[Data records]
———

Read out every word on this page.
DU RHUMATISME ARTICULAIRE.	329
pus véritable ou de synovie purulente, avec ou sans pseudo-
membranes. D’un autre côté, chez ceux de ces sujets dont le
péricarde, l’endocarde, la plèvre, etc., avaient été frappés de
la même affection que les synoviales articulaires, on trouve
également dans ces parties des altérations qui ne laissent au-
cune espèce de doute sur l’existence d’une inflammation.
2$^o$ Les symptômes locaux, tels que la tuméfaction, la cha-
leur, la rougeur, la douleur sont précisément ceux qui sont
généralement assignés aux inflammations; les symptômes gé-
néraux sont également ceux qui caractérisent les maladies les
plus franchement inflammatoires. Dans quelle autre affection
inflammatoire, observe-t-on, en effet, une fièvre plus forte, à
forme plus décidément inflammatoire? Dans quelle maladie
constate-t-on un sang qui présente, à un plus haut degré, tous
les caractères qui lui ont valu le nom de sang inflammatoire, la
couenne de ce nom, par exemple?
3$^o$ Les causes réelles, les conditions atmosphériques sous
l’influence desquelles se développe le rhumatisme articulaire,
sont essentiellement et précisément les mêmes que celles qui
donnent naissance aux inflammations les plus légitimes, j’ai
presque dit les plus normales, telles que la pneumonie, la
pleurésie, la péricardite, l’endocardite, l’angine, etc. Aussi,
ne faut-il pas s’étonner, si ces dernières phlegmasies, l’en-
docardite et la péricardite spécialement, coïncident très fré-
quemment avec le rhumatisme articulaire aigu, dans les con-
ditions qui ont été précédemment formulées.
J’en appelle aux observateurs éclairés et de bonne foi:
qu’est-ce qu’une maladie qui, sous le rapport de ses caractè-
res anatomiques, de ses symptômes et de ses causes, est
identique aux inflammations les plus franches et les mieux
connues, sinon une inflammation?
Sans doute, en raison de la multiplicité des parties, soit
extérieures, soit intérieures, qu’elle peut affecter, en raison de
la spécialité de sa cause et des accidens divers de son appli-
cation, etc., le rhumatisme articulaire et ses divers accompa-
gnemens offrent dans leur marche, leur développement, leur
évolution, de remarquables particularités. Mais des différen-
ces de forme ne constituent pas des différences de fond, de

———

> **WHAT TO DO**
Return every entry exactly as given.

> **WRITTEN REPLY**
Read out every word on this page.
DU RHUMATISME ARTICULAIRE.	329
pus véritable ou de synovie purulente, avec ou sans pseudo-
membranes. D’un autre côté, chez ceux de ces sujets dont le
péricarde, l’endocarde, la plèvre, etc., avaient été frappés de
la même affection que les synoviales articulaires, on trouve
également dans ces parties des altérations qui ne laissent au-
cune espèce de doute sur l’existence d’une inflammation.
2$^o$ Les symptômes locaux, tels que la tuméfaction, la cha-
leur, la rougeur, la douleur sont précisément ceux qui sont
généralement assignés aux inflammations; les symptômes gé-
néraux sont également ceux qui caractérisent les maladies les
plus franchement inflammatoires. Dans quelle autre affection
inflammatoire, observe-t-on, en effet, une fièvre plus forte, à
forme plus décidément inflammatoire? Dans quelle maladie
constate-t-on un sang qui présente, à un plus haut degré, tous
les caractères qui lui ont valu le nom de sang inflammatoire, la
couenne de ce nom, par exemple?
3$^o$ Les causes réelles, les conditions atmosphériques sous
l’influence desquelles se développe le rhumatisme articulaire,
sont essentiellement et précisément les mêmes que celles qui
donnent naissance aux inflammations les plus légitimes, j’ai
presque dit les plus normales, telles que la pneumonie, la
pleurésie, la péricardite, l’endocardite, l’angine, etc. Aussi,
ne faut-il pas s’étonner, si ces dernières phlegmasies, l’en-
docardite et la péricardite spécialement, coïncident très fré-
quemment avec le rhumatisme articulaire aigu, dans les con-
ditions qui ont été précédemment formulées.
J’en appelle aux observateurs éclairés et de bonne foi:
qu’est-ce qu’une maladie qui, sous le rapport de ses caractè-
res anatomiques, de ses symptômes et de ses causes, est
identique aux inflammations les plus franches et les mieux
connues, sinon une inflammation?
Sans doute, en raison de la multiplicité des parties, soit
extérieures, soit intérieures, qu’elle peut affecter, en raison de
la spécialité de sa cause et des accidens divers de son appli-
cation, etc., le rhumatisme articulaire et ses divers accompa-
gnemens offrent dans leur marche, leur développement, leur
évolution, de remarquables particularités. Mais des différen-
ces de forme ne constituent pas des différences de fond, de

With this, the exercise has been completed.